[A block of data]
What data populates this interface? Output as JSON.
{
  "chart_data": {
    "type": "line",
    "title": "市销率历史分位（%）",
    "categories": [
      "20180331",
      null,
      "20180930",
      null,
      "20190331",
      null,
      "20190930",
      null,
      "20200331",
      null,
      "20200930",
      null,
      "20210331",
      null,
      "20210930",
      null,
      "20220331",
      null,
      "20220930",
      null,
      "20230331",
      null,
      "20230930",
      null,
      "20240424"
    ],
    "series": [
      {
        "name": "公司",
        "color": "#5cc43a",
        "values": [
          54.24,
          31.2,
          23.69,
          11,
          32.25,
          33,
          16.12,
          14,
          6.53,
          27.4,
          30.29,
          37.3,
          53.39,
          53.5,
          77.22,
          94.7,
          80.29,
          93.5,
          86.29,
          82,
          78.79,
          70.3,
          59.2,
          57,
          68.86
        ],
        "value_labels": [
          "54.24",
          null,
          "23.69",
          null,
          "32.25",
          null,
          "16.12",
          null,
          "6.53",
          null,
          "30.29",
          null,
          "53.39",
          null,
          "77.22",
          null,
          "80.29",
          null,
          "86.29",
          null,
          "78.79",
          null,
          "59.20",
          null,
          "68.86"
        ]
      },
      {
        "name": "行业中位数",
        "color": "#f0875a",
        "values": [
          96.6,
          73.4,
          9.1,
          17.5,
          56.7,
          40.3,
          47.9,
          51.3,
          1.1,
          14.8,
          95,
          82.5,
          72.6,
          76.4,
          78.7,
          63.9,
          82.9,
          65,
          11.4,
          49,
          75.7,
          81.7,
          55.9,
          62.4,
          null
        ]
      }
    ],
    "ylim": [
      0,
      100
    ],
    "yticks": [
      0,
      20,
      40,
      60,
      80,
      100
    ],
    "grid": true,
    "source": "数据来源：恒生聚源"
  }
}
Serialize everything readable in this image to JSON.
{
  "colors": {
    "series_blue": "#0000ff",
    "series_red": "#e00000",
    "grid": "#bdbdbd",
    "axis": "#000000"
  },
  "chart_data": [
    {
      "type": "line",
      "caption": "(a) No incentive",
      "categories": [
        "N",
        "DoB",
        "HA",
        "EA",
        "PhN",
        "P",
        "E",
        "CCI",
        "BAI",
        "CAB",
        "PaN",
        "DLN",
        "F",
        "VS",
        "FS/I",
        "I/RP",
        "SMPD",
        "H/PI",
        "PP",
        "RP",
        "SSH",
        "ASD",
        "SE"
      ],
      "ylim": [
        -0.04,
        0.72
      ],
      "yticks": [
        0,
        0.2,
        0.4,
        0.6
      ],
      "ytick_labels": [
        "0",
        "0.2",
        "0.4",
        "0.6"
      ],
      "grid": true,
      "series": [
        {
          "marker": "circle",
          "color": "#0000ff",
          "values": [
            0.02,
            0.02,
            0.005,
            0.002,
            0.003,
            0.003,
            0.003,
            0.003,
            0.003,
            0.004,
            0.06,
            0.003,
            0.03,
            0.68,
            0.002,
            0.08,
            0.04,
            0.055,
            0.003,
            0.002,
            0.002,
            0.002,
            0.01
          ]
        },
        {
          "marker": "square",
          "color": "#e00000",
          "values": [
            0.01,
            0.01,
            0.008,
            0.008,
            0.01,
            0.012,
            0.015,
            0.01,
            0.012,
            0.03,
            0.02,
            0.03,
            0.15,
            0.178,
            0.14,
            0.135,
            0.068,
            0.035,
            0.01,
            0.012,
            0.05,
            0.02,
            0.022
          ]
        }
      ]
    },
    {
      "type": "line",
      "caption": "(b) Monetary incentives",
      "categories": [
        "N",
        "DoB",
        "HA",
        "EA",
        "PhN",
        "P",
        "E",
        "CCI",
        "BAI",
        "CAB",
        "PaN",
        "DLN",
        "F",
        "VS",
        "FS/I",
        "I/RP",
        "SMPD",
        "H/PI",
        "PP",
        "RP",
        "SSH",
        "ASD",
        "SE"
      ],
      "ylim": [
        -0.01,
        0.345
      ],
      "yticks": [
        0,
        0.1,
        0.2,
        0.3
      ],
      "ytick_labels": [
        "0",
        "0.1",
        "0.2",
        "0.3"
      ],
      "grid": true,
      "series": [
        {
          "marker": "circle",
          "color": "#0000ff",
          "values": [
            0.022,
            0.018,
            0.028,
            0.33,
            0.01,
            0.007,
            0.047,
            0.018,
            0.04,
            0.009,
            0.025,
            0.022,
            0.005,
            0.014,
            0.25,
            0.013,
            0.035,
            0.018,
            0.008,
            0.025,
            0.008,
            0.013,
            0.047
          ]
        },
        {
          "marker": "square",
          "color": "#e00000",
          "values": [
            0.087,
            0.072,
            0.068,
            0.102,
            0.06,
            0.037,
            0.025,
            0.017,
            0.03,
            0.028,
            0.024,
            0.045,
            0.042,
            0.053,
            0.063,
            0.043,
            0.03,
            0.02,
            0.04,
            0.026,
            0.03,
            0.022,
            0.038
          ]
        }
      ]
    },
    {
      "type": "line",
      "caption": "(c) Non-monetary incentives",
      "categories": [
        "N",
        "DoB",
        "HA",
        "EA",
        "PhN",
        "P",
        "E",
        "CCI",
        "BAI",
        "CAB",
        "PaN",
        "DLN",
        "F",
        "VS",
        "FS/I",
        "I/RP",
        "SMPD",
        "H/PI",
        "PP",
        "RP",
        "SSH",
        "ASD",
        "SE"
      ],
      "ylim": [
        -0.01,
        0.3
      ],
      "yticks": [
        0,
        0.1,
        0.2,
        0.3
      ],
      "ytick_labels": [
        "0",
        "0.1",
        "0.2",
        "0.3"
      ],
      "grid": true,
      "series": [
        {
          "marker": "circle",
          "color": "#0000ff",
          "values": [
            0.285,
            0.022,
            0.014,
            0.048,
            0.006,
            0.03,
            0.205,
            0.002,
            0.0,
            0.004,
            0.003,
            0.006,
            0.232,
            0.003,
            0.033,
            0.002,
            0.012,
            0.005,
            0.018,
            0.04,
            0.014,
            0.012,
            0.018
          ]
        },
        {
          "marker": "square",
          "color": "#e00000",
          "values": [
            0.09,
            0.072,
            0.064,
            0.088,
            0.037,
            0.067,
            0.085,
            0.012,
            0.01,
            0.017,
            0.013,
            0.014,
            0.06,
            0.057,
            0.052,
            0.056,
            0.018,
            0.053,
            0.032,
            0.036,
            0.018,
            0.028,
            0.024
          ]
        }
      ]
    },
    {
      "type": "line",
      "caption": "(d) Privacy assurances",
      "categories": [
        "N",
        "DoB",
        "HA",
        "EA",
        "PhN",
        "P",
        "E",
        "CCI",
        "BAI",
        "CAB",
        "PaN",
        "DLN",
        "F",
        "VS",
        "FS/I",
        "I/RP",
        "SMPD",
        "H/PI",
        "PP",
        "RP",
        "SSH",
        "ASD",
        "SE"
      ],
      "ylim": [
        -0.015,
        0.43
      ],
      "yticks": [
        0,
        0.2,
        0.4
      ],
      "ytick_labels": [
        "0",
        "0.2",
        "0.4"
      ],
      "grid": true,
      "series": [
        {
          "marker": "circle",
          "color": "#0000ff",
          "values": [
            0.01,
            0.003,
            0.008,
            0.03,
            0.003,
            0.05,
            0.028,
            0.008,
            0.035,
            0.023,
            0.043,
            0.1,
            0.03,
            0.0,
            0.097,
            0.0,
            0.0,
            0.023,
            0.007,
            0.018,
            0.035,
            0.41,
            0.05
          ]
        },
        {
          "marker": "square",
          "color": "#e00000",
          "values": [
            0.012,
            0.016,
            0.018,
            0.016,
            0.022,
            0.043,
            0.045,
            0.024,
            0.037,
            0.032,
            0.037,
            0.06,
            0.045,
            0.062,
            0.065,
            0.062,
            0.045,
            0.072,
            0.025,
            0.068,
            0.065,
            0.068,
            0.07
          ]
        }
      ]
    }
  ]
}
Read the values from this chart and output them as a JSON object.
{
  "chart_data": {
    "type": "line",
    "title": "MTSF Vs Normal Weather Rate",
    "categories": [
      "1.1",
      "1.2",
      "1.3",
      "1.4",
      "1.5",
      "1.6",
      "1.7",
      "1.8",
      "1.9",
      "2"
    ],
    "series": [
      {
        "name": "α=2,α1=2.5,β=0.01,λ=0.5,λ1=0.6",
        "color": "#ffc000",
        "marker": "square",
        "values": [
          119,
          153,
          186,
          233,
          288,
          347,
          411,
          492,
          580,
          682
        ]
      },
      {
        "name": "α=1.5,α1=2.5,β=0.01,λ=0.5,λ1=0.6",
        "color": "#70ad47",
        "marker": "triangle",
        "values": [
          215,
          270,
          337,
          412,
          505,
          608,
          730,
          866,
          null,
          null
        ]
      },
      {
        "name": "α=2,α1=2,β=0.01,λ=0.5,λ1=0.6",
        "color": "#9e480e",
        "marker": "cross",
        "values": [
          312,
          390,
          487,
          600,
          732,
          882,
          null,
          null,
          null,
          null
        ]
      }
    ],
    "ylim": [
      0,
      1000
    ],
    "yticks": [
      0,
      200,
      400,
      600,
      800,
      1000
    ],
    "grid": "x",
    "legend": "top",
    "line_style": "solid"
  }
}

#### What needs to be done
Show every line from the entries above in which "title" appears.

#### Solved problem
    "title": "市销率历史分位（%）",
    "title": "MTSF Vs Normal Weather Rate",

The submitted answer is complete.